Segment Open

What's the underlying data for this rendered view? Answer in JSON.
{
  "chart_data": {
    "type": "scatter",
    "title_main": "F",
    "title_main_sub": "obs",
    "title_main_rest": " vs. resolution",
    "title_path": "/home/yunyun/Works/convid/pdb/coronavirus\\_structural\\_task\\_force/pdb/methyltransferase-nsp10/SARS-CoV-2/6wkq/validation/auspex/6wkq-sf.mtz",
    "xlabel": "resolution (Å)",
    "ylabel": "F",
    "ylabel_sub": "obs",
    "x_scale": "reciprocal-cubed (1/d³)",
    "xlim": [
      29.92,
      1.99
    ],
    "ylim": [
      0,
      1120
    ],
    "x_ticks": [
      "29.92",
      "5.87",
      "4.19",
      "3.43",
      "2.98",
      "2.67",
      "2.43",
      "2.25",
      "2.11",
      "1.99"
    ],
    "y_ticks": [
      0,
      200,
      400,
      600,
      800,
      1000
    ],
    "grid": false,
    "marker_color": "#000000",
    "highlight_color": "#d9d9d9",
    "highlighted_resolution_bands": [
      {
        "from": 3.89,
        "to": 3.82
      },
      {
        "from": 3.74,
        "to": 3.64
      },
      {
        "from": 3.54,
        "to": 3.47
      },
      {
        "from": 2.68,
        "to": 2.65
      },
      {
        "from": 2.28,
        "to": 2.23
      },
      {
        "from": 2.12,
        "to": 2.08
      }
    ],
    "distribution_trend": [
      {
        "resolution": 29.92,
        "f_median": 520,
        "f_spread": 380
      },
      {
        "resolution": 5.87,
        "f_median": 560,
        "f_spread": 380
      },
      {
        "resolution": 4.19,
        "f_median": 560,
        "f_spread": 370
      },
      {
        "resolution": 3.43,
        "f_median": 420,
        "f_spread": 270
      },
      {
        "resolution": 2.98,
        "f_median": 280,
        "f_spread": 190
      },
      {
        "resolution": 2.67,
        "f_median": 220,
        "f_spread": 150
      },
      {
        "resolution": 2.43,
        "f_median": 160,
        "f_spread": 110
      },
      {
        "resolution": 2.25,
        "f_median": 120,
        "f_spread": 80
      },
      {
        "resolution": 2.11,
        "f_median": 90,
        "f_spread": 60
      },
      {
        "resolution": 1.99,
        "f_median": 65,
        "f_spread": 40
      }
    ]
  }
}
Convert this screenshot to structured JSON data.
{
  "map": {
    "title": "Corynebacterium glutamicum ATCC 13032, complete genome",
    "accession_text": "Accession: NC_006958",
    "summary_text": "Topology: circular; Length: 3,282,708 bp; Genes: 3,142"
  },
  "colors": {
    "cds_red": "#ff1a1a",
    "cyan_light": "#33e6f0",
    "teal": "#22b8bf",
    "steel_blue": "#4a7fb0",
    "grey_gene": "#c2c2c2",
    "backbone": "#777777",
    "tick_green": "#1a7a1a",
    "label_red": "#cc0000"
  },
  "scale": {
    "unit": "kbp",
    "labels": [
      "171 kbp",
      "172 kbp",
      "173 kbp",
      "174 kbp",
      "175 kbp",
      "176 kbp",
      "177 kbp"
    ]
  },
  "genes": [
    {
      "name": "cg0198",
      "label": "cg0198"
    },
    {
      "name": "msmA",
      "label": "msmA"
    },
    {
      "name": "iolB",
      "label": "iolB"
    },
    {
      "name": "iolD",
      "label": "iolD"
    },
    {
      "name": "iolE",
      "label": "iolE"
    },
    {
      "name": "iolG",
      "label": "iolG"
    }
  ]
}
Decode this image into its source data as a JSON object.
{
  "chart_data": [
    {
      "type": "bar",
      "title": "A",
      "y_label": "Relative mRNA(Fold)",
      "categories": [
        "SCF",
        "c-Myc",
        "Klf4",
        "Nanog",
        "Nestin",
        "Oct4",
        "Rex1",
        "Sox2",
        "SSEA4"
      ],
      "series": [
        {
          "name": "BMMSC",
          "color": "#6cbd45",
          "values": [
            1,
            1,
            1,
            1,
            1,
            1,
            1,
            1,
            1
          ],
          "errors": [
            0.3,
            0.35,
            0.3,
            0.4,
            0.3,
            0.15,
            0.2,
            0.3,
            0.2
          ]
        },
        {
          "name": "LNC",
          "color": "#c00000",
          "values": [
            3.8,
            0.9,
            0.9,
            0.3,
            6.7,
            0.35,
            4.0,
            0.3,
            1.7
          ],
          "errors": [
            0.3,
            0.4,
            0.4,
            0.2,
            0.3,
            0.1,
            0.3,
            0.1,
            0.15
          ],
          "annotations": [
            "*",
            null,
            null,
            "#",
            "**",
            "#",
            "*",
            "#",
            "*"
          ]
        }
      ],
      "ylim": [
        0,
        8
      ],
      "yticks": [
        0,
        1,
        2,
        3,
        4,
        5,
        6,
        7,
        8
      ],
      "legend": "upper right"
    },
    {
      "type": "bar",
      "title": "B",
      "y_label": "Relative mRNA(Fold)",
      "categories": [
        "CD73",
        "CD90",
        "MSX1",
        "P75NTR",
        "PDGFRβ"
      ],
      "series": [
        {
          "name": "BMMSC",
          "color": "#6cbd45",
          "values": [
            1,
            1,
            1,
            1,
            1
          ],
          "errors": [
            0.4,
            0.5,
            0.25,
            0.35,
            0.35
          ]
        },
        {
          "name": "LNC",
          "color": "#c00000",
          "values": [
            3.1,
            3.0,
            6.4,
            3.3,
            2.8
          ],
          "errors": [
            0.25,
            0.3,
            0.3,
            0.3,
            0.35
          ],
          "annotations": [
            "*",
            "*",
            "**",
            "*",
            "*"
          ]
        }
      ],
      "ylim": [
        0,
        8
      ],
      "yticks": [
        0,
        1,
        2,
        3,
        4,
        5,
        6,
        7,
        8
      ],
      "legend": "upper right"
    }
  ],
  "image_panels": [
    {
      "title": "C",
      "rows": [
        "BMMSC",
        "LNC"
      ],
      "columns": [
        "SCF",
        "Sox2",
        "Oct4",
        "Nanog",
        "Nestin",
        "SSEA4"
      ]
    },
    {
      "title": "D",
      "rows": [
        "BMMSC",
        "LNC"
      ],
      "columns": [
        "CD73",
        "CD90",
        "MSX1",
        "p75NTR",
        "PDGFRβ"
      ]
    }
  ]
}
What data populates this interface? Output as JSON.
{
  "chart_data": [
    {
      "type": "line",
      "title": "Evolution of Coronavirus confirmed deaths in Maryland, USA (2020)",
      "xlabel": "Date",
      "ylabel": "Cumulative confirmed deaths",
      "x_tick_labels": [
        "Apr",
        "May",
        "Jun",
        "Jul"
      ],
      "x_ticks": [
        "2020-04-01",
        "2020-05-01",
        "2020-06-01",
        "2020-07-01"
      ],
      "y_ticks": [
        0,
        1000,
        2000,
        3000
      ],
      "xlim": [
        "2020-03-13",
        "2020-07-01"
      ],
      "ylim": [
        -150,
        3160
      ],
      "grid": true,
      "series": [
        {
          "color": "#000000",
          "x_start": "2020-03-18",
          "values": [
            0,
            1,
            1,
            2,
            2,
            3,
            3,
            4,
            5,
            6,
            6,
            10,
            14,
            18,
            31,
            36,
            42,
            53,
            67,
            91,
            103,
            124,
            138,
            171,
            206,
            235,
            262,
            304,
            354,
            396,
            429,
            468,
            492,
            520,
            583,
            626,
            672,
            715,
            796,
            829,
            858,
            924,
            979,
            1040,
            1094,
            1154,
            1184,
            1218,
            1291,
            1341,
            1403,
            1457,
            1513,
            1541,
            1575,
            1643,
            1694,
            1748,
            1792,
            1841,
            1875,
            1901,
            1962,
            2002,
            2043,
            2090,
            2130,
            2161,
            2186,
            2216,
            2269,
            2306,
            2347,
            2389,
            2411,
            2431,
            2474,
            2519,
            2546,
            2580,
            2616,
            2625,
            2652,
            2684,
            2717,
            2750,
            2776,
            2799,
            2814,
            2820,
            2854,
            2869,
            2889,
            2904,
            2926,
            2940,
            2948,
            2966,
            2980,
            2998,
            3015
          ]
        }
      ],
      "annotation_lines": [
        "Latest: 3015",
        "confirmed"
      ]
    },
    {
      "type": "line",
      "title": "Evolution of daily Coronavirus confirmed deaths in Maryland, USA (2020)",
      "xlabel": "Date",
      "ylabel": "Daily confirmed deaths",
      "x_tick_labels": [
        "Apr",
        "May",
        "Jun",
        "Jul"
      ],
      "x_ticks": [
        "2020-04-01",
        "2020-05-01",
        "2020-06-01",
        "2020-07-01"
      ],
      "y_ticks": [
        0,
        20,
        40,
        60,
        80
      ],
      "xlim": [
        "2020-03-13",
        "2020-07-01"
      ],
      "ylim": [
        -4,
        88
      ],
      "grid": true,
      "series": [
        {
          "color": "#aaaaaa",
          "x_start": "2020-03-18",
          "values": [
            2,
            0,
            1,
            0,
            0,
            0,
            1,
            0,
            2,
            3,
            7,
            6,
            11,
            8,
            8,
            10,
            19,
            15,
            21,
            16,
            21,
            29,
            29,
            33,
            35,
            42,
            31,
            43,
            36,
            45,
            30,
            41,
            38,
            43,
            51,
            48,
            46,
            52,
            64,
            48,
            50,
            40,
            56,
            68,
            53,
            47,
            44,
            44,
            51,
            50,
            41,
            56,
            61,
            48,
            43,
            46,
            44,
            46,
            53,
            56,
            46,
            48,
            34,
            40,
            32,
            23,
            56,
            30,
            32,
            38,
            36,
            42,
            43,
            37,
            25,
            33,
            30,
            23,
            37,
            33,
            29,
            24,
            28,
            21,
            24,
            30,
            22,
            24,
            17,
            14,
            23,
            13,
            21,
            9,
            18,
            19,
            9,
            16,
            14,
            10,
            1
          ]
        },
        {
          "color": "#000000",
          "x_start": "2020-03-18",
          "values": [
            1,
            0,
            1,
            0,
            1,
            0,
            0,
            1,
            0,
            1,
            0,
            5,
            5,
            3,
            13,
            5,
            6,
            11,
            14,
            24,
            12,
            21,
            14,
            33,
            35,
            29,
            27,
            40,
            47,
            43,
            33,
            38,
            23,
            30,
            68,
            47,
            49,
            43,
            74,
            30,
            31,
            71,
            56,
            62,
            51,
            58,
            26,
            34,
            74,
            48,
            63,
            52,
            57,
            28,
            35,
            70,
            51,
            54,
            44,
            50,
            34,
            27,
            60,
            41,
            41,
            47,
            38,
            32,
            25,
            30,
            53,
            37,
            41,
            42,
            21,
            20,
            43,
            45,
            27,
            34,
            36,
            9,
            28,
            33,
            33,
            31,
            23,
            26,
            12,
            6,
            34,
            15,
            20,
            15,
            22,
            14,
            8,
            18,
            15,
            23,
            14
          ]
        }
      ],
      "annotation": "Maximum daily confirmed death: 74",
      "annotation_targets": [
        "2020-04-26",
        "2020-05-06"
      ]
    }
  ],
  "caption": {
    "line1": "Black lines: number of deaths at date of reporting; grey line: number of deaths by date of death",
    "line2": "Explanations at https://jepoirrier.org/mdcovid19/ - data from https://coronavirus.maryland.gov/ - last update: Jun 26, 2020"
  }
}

Segment Closed

• [HOW TO COMPLETE THIS TASK] Copy every line of the data that carries the word "from".

• [TASK ANSWER]
        "from": 3.89,
        "from": 3.74,
        "from": 3.54,
        "from": 2.68,
        "from": 2.28,
        "from": 2.12,
    "line2": "Explanations at https://jepoirrier.org/mdcovid19/ - data from https://coronavirus.maryland.gov/ - last update: Jun 26, 2020"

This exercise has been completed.